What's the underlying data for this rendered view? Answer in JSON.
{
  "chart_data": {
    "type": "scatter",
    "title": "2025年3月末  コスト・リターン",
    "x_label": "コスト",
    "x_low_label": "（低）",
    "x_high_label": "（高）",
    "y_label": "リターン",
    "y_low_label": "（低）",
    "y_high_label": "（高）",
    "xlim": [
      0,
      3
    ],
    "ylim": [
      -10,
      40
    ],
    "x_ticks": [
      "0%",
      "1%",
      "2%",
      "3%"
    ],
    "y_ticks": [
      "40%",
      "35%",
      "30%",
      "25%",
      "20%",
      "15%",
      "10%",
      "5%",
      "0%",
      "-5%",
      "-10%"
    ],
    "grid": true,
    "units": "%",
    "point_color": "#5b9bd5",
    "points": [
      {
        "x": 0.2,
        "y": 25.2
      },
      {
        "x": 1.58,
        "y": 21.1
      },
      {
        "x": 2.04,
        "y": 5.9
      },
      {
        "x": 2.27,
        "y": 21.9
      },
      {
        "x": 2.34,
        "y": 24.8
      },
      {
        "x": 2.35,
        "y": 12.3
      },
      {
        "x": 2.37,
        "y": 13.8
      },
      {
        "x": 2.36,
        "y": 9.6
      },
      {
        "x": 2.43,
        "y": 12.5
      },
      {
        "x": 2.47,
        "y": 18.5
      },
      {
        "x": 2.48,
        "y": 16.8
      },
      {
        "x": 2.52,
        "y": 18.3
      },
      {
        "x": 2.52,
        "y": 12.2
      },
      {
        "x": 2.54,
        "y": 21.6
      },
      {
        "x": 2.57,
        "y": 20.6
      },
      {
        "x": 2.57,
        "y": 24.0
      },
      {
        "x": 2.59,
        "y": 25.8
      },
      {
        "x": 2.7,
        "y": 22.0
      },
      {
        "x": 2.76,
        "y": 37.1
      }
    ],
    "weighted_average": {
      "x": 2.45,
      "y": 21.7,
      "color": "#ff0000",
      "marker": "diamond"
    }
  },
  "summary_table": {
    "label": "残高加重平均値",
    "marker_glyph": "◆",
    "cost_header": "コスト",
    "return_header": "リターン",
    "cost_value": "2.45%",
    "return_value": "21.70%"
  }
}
-------
WHAT YOU HAVE TO DO
Every entry needs to be retyped exactly.

ANSWER TO THE EXERCISE
What's the underlying data for this rendered view? Answer in JSON.
{
  "chart_data": {
    "type": "scatter",
    "title": "2025年3月末  コスト・リターン",
    "x_label": "コスト",
    "x_low_label": "（低）",
    "x_high_label": "（高）",
    "y_label": "リターン",
    "y_low_label": "（低）",
    "y_high_label": "（高）",
    "xlim": [
      0,
      3
    ],
    "ylim": [
      -10,
      40
    ],
    "x_ticks": [
      "0%",
      "1%",
      "2%",
      "3%"
    ],
    "y_ticks": [
      "40%",
      "35%",
      "30%",
      "25%",
      "20%",
      "15%",
      "10%",
      "5%",
      "0%",
      "-5%",
      "-10%"
    ],
    "grid": true,
    "units": "%",
    "point_color": "#5b9bd5",
    "points": [
      {
        "x": 0.2,
        "y": 25.2
      },
      {
        "x": 1.58,
        "y": 21.1
      },
      {
        "x": 2.04,
        "y": 5.9
      },
      {
        "x": 2.27,
        "y": 21.9
      },
      {
        "x": 2.34,
        "y": 24.8
      },
      {
        "x": 2.35,
        "y": 12.3
      },
      {
        "x": 2.37,
        "y": 13.8
      },
      {
        "x": 2.36,
        "y": 9.6
      },
      {
        "x": 2.43,
        "y": 12.5
      },
      {
        "x": 2.47,
        "y": 18.5
      },
      {
        "x": 2.48,
        "y": 16.8
      },
      {
        "x": 2.52,
        "y": 18.3
      },
      {
        "x": 2.52,
        "y": 12.2
      },
      {
        "x": 2.54,
        "y": 21.6
      },
      {
        "x": 2.57,
        "y": 20.6
      },
      {
        "x": 2.57,
        "y": 24.0
      },
      {
        "x": 2.59,
        "y": 25.8
      },
      {
        "x": 2.7,
        "y": 22.0
      },
      {
        "x": 2.76,
        "y": 37.1
      }
    ],
    "weighted_average": {
      "x": 2.45,
      "y": 21.7,
      "color": "#ff0000",
      "marker": "diamond"
    }
  },
  "summary_table": {
    "label": "残高加重平均値",
    "marker_glyph": "◆",
    "cost_header": "コスト",
    "return_header": "リターン",
    "cost_value": "2.45%",
    "return_value": "21.70%"
  }
}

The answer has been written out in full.